▶ [EXERCISE]: Find every line containing the word "contento" and report the count, nothing more.

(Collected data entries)
━━━━

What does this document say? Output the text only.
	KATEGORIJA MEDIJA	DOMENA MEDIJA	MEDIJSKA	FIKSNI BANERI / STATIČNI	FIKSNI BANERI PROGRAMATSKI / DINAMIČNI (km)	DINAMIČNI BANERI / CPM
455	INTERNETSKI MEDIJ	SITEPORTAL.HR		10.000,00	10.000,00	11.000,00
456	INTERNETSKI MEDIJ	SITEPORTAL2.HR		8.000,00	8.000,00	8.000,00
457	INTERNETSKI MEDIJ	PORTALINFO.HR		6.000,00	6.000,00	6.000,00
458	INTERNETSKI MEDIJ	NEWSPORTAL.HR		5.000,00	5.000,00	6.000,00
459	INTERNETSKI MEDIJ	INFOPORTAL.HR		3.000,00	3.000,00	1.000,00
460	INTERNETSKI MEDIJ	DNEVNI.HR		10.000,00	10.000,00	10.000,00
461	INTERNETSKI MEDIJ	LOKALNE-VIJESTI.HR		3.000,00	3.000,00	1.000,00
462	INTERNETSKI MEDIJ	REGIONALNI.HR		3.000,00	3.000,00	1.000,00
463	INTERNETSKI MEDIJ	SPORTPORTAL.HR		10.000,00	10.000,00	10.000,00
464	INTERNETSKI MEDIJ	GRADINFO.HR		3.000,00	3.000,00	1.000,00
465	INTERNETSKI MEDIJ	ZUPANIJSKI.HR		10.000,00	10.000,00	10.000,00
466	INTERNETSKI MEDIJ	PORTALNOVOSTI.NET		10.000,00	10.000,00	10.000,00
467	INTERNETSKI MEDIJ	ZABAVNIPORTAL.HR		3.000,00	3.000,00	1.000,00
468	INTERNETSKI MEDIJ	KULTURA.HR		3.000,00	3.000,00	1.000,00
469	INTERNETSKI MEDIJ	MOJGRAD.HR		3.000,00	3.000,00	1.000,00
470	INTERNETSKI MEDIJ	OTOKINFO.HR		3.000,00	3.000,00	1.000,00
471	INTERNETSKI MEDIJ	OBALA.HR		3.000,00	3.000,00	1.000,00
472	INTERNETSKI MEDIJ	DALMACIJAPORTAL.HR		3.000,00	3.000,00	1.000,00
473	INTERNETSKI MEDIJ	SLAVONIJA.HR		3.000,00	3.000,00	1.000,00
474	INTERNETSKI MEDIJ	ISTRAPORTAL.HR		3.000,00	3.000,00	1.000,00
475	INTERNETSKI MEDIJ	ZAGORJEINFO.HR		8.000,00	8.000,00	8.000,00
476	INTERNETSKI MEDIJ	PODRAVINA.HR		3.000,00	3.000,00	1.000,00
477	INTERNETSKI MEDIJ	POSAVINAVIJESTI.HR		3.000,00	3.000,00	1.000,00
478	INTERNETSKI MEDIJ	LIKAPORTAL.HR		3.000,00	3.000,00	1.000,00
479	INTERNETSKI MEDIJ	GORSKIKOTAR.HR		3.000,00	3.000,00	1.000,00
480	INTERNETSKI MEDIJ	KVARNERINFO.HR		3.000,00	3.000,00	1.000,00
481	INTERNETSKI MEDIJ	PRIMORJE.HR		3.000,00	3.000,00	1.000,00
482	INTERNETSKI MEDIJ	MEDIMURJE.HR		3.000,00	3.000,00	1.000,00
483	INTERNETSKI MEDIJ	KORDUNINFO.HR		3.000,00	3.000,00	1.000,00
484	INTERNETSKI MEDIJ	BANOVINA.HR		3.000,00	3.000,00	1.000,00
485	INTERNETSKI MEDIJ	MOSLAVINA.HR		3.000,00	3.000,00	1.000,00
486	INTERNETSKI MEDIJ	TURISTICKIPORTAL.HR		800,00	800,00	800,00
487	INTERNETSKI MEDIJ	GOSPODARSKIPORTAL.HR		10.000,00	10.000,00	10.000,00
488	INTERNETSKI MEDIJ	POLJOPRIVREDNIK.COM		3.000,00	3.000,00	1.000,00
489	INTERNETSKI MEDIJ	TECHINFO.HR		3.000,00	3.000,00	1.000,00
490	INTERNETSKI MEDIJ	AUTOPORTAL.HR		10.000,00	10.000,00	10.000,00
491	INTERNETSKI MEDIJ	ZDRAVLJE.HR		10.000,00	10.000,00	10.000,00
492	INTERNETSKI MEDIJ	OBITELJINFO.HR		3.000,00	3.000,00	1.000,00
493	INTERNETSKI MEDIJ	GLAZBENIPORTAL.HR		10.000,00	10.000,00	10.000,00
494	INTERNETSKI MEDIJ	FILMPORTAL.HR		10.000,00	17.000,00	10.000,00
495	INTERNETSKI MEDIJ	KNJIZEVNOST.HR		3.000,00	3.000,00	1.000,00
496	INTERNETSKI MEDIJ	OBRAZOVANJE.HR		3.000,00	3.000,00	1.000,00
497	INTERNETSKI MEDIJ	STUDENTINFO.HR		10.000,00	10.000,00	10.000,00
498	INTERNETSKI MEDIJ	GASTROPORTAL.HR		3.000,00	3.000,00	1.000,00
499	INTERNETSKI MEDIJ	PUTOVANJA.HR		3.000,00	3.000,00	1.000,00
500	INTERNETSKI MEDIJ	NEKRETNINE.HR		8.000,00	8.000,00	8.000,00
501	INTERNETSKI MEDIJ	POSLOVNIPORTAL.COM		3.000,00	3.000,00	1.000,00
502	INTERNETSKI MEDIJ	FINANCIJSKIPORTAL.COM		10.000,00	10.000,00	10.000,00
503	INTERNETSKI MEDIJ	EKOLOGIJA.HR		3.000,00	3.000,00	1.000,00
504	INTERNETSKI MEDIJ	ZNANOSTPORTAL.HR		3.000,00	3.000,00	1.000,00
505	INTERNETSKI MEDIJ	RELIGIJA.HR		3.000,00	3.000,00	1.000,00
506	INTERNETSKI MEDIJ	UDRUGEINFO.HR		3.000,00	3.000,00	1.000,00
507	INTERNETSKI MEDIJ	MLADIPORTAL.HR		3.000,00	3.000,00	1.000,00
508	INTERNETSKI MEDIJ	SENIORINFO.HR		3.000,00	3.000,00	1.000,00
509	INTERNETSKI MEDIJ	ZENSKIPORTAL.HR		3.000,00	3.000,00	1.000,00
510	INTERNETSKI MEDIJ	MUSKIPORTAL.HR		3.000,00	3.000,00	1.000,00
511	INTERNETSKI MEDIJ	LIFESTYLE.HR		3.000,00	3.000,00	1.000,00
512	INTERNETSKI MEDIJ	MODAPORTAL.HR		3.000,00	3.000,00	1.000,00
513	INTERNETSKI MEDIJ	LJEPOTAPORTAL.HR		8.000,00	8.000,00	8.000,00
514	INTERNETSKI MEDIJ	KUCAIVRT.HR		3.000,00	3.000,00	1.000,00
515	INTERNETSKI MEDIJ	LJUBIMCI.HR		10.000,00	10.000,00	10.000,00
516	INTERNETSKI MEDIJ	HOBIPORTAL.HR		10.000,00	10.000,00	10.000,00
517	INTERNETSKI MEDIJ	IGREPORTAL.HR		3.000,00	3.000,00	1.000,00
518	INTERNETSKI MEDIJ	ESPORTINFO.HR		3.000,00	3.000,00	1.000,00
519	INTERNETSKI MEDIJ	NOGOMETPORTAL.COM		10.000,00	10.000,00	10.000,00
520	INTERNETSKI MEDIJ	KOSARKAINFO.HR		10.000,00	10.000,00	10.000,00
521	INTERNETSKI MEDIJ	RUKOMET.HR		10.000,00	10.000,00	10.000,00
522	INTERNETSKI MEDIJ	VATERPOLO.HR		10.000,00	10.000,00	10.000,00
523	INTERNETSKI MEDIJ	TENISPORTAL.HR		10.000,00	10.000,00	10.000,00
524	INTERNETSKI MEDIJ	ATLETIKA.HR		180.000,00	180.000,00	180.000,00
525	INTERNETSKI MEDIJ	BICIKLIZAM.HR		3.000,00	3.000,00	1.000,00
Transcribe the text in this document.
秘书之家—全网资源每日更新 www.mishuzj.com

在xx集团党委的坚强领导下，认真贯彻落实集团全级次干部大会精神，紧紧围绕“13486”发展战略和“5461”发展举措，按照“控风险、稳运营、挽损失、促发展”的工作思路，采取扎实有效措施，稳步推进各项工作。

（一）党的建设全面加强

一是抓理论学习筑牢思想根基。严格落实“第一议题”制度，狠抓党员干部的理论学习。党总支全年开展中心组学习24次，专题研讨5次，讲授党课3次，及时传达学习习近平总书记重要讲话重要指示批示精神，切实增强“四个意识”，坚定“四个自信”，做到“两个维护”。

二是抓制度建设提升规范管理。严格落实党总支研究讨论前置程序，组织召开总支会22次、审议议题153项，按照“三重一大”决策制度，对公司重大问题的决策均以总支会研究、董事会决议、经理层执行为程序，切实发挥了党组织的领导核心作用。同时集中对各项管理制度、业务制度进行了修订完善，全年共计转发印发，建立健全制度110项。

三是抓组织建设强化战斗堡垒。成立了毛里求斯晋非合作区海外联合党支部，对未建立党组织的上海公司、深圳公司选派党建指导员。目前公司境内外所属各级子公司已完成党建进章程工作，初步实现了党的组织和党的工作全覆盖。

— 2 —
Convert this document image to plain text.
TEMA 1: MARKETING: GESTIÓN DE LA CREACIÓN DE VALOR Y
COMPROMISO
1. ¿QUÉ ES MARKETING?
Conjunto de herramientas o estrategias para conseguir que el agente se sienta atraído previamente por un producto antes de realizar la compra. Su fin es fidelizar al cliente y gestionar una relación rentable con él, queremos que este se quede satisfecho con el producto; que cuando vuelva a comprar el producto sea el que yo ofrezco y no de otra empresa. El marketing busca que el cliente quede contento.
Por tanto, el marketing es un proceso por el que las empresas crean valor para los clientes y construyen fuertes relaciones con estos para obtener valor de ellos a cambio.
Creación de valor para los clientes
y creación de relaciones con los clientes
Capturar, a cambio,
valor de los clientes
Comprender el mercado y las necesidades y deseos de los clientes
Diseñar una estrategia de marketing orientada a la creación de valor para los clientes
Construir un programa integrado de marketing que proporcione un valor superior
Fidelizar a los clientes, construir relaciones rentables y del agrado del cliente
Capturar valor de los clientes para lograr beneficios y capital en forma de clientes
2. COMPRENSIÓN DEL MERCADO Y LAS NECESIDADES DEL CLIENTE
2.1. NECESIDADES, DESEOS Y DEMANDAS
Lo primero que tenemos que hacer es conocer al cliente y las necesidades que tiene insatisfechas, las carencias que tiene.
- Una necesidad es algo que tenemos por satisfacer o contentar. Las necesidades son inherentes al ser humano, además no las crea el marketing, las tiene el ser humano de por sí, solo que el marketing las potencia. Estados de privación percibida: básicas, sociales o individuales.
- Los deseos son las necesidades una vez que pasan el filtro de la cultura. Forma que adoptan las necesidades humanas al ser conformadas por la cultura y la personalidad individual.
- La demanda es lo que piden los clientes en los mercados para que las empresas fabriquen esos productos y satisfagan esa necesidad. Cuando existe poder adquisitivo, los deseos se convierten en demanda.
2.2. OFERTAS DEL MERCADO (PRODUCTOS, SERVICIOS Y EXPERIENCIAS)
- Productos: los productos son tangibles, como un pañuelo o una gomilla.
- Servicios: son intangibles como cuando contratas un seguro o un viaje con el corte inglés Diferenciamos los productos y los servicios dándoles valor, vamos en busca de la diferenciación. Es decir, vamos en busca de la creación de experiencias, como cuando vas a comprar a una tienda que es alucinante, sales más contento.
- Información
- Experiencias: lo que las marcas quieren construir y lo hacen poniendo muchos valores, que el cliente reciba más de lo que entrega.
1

━━━━

▶ [EXPECTED ANSWER]: 2